Direction: Each record is to be transcribed exactly.

Given data:

↓

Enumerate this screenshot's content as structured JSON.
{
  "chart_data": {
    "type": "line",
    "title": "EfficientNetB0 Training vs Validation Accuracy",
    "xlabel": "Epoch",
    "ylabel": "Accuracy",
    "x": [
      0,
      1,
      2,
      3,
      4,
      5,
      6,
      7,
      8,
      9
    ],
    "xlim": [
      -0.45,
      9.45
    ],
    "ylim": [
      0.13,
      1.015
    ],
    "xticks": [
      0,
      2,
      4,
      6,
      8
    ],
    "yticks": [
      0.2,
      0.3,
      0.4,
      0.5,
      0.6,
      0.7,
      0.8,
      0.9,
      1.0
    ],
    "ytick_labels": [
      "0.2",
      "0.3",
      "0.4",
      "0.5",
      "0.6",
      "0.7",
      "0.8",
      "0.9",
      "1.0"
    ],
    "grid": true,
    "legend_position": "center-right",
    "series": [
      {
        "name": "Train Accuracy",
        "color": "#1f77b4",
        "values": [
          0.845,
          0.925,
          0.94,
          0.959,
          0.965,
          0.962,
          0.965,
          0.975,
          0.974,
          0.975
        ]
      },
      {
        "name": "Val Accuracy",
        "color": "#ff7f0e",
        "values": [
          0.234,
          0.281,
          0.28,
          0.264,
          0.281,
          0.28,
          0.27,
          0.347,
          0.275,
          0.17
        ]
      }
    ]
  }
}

↑

Solution for this problem:
Enumerate this screenshot's content as structured JSON.
{
  "chart_data": {
    "type": "line",
    "title": "EfficientNetB0 Training vs Validation Accuracy",
    "xlabel": "Epoch",
    "ylabel": "Accuracy",
    "x": [
      0,
      1,
      2,
      3,
      4,
      5,
      6,
      7,
      8,
      9
    ],
    "xlim": [
      -0.45,
      9.45
    ],
    "ylim": [
      0.13,
      1.015
    ],
    "xticks": [
      0,
      2,
      4,
      6,
      8
    ],
    "yticks": [
      0.2,
      0.3,
      0.4,
      0.5,
      0.6,
      0.7,
      0.8,
      0.9,
      1.0
    ],
    "ytick_labels": [
      "0.2",
      "0.3",
      "0.4",
      "0.5",
      "0.6",
      "0.7",
      "0.8",
      "0.9",
      "1.0"
    ],
    "grid": true,
    "legend_position": "center-right",
    "series": [
      {
        "name": "Train Accuracy",
        "color": "#1f77b4",
        "values": [
          0.845,
          0.925,
          0.94,
          0.959,
          0.965,
          0.962,
          0.965,
          0.975,
          0.974,
          0.975
        ]
      },
      {
        "name": "Val Accuracy",
        "color": "#ff7f0e",
        "values": [
          0.234,
          0.281,
          0.28,
          0.264,
          0.281,
          0.28,
          0.27,
          0.347,
          0.275,
          0.17
        ]
      }
    ]
  }
}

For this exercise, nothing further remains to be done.